Without the pictures, set down every line of the data exactly.

BEGIN Items

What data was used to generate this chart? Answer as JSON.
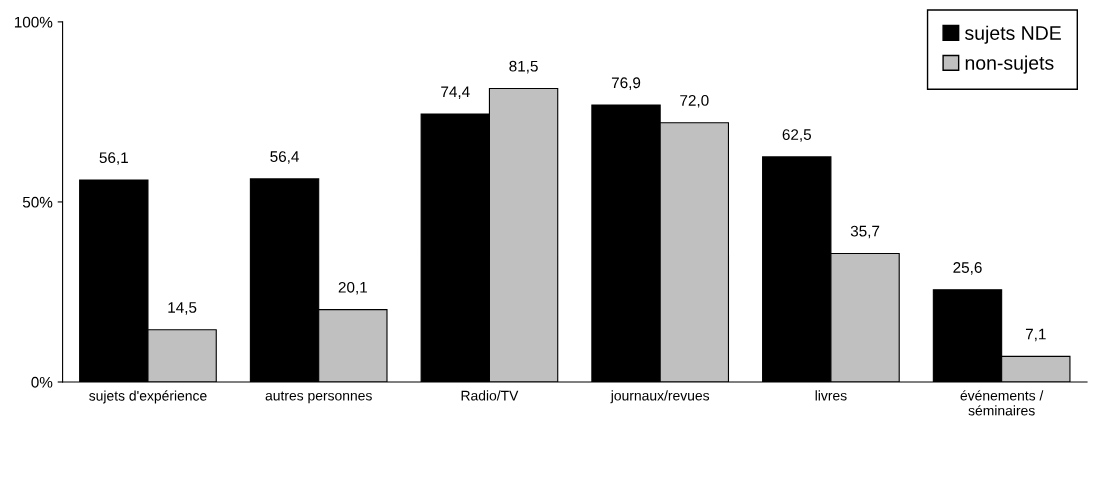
{
  "chart_data": {
    "type": "bar",
    "categories": [
      "sujets d'expérience",
      "autres personnes",
      "Radio/TV",
      "journaux/revues",
      "livres",
      "événements /\nséminaires"
    ],
    "series": [
      {
        "name": "sujets NDE",
        "color": "#000000",
        "values": [
          56.1,
          56.4,
          74.4,
          76.9,
          62.5,
          25.6
        ],
        "value_labels": [
          "56,1",
          "56,4",
          "74,4",
          "76,9",
          "62,5",
          "25,6"
        ]
      },
      {
        "name": "non-sujets",
        "color": "#c0c0c0",
        "values": [
          14.5,
          20.1,
          81.5,
          72.0,
          35.7,
          7.1
        ],
        "value_labels": [
          "14,5",
          "20,1",
          "81,5",
          "72,0",
          "35,7",
          "7,1"
        ]
      }
    ],
    "ylim": [
      0,
      100
    ],
    "yticks": [
      {
        "value": 0,
        "label": "0%"
      },
      {
        "value": 50,
        "label": "50%"
      },
      {
        "value": 100,
        "label": "100%"
      }
    ],
    "grid": false,
    "legend": "top right"
  }
}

END Items

▶ **Finished exercise**
What data was used to generate this chart? Answer as JSON.
{
  "chart_data": {
    "type": "bar",
    "categories": [
      "sujets d'expérience",
      "autres personnes",
      "Radio/TV",
      "journaux/revues",
      "livres",
      "événements /\nséminaires"
    ],
    "series": [
      {
        "name": "sujets NDE",
        "color": "#000000",
        "values": [
          56.1,
          56.4,
          74.4,
          76.9,
          62.5,
          25.6
        ],
        "value_labels": [
          "56,1",
          "56,4",
          "74,4",
          "76,9",
          "62,5",
          "25,6"
        ]
      },
      {
        "name": "non-sujets",
        "color": "#c0c0c0",
        "values": [
          14.5,
          20.1,
          81.5,
          72.0,
          35.7,
          7.1
        ],
        "value_labels": [
          "14,5",
          "20,1",
          "81,5",
          "72,0",
          "35,7",
          "7,1"
        ]
      }
    ],
    "ylim": [
      0,
      100
    ],
    "yticks": [
      {
        "value": 0,
        "label": "0%"
      },
      {
        "value": 50,
        "label": "50%"
      },
      {
        "value": 100,
        "label": "100%"
      }
    ],
    "grid": false,
    "legend": "top right"
  }
}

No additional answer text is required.